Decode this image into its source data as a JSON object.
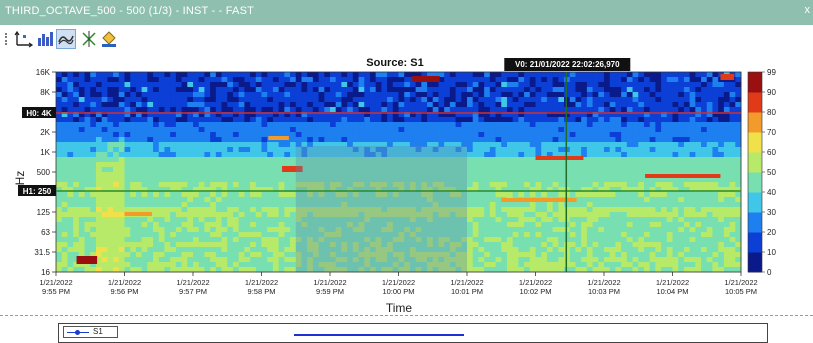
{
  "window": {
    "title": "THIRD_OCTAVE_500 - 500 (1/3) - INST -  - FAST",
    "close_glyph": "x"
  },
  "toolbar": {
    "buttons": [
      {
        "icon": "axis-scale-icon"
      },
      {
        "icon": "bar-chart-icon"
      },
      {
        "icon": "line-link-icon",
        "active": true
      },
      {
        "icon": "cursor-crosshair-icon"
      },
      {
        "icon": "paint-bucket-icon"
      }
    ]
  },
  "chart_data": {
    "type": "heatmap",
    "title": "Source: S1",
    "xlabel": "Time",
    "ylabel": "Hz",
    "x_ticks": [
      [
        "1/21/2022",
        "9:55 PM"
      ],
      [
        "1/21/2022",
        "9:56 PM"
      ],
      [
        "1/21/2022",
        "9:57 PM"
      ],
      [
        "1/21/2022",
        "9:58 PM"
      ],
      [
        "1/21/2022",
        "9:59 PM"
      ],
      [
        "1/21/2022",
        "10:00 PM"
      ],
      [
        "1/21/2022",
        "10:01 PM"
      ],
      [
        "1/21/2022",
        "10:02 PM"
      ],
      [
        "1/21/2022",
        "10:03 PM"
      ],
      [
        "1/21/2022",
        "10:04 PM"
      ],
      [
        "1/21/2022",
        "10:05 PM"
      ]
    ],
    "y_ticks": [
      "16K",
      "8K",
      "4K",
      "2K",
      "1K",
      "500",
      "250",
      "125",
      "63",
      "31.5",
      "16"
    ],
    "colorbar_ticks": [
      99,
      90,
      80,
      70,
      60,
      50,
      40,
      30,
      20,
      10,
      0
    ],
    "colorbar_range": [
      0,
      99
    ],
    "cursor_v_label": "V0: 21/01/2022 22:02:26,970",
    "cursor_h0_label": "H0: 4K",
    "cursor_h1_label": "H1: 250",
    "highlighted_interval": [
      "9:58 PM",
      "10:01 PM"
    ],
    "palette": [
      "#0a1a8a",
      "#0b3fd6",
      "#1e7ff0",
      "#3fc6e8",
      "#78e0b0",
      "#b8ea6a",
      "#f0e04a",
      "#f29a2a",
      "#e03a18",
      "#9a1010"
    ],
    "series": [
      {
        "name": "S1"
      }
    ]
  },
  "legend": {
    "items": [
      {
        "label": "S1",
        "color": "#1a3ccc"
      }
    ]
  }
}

++++++

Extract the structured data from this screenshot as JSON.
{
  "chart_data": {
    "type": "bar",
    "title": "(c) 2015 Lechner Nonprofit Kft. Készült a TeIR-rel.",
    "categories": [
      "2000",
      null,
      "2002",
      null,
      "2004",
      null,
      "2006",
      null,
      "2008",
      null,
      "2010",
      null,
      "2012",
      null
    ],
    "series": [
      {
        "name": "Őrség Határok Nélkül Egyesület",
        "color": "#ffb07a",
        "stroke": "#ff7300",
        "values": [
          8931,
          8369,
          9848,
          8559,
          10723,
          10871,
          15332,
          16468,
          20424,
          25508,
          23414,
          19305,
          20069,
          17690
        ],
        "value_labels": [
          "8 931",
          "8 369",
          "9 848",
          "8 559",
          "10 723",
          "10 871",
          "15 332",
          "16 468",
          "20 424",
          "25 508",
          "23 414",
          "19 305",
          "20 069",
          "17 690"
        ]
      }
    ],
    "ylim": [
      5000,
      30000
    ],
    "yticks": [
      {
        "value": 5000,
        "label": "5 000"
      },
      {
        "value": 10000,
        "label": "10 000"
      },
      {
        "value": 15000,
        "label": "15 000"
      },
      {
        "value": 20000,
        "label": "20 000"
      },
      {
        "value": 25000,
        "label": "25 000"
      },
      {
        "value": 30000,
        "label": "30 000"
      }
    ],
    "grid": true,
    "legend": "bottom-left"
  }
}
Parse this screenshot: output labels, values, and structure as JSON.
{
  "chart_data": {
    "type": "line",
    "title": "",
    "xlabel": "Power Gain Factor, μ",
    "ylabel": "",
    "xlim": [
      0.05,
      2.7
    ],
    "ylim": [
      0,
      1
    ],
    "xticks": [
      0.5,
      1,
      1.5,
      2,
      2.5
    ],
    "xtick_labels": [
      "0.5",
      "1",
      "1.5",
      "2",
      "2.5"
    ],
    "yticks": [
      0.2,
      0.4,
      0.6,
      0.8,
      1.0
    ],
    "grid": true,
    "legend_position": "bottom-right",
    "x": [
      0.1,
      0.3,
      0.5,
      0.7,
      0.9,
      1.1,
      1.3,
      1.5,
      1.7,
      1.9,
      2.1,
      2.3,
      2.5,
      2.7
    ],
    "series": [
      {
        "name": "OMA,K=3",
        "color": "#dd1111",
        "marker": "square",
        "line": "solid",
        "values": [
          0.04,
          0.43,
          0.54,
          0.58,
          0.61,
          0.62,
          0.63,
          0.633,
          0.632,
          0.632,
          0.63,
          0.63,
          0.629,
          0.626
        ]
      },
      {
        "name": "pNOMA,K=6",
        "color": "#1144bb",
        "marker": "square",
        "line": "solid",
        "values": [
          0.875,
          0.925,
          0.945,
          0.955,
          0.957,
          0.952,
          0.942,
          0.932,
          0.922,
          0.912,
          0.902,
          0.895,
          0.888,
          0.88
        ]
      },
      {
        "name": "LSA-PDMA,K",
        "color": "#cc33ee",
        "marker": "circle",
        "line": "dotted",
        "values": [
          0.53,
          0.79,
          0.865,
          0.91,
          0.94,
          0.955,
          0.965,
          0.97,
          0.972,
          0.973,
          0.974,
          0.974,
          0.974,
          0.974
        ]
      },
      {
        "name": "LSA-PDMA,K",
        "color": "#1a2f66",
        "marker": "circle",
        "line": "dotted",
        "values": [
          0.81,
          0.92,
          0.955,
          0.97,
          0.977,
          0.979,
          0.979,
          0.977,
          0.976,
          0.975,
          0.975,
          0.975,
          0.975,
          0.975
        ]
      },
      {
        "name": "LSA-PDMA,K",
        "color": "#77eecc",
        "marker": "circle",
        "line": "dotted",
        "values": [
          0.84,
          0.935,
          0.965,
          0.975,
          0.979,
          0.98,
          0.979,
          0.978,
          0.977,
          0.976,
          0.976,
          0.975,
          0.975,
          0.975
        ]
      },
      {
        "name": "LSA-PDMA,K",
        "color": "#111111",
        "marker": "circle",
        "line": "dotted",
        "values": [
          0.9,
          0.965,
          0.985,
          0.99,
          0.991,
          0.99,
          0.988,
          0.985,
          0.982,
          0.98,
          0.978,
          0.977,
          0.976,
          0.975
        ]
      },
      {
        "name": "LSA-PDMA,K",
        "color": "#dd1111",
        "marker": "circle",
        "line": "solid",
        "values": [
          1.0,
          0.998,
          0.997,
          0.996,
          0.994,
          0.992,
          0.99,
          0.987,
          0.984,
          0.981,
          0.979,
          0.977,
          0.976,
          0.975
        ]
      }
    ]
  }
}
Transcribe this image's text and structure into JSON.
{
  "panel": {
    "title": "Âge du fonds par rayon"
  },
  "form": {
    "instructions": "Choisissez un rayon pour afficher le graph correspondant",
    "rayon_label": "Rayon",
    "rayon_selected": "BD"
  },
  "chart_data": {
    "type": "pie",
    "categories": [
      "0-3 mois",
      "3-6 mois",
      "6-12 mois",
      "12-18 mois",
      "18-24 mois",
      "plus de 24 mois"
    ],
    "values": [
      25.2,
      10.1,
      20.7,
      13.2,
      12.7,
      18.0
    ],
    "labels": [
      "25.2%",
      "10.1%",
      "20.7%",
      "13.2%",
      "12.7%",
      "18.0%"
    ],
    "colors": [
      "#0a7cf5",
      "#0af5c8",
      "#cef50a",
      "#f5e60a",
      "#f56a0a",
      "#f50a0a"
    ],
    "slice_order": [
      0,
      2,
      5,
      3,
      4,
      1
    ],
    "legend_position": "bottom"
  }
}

++++++

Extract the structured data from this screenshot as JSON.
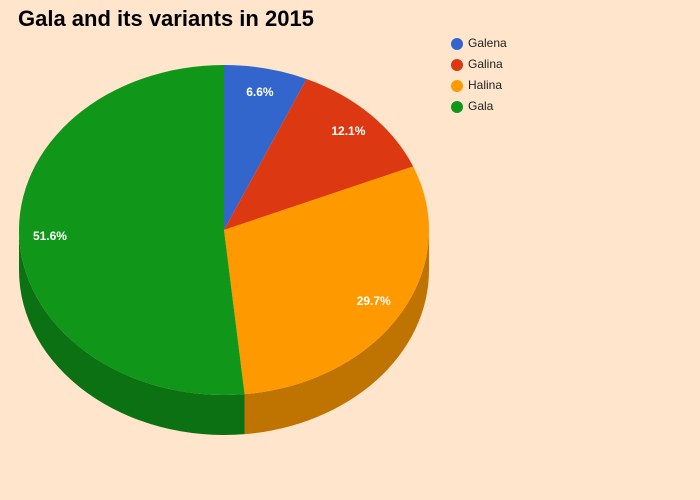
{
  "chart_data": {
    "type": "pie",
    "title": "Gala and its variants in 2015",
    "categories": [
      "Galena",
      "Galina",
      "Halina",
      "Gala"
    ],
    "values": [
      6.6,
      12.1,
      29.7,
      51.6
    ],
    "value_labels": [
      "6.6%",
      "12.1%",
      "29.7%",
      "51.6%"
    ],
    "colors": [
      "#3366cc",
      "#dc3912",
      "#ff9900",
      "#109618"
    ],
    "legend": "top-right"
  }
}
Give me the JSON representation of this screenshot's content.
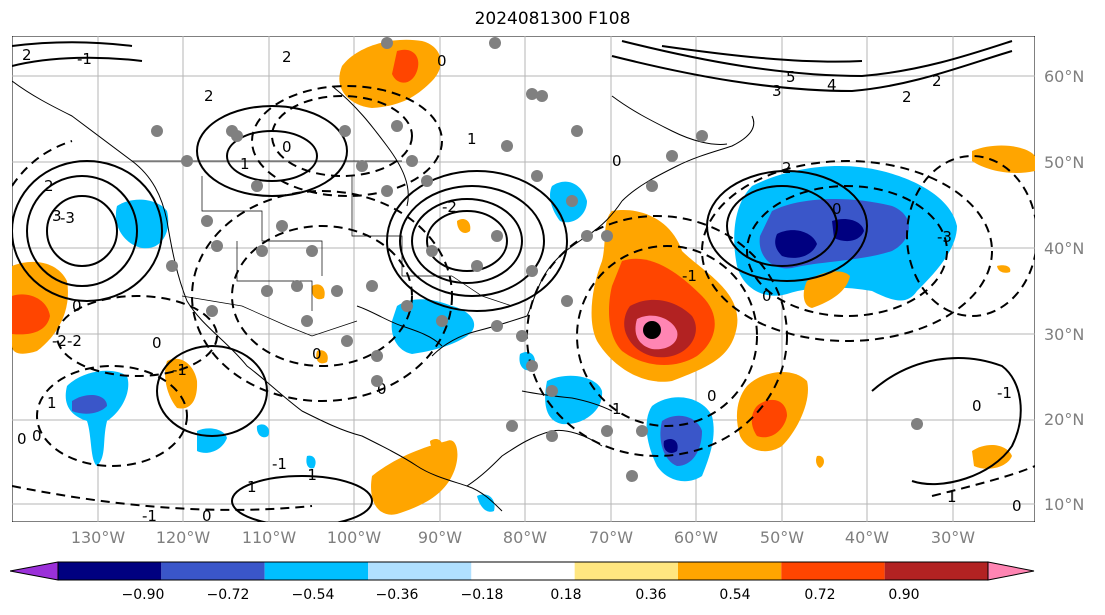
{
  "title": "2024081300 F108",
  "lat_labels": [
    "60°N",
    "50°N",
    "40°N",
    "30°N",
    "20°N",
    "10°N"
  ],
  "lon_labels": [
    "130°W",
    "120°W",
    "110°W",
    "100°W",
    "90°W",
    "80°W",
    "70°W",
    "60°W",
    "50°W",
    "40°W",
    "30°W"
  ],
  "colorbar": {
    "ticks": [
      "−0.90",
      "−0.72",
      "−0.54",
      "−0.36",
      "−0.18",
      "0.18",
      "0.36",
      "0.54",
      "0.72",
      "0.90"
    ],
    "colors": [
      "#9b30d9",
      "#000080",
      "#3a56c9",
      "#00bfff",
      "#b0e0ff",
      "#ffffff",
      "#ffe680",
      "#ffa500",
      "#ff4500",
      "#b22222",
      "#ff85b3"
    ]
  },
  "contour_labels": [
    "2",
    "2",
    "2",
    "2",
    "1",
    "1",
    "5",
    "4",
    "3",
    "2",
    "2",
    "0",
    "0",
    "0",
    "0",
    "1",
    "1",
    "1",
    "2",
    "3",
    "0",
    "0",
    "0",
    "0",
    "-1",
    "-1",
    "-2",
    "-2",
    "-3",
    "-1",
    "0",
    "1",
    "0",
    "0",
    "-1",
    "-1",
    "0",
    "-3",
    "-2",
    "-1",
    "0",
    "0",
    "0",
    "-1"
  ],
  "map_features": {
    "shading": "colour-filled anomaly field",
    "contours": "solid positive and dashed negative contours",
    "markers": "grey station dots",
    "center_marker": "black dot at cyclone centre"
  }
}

++++++

#### YOUR INSTRUCTIONS:
Write out every line of the entries that holds the word "right".

#### TASK RESPONSE:
    "legend_position": "bottom-right",
    "legend": "top-right"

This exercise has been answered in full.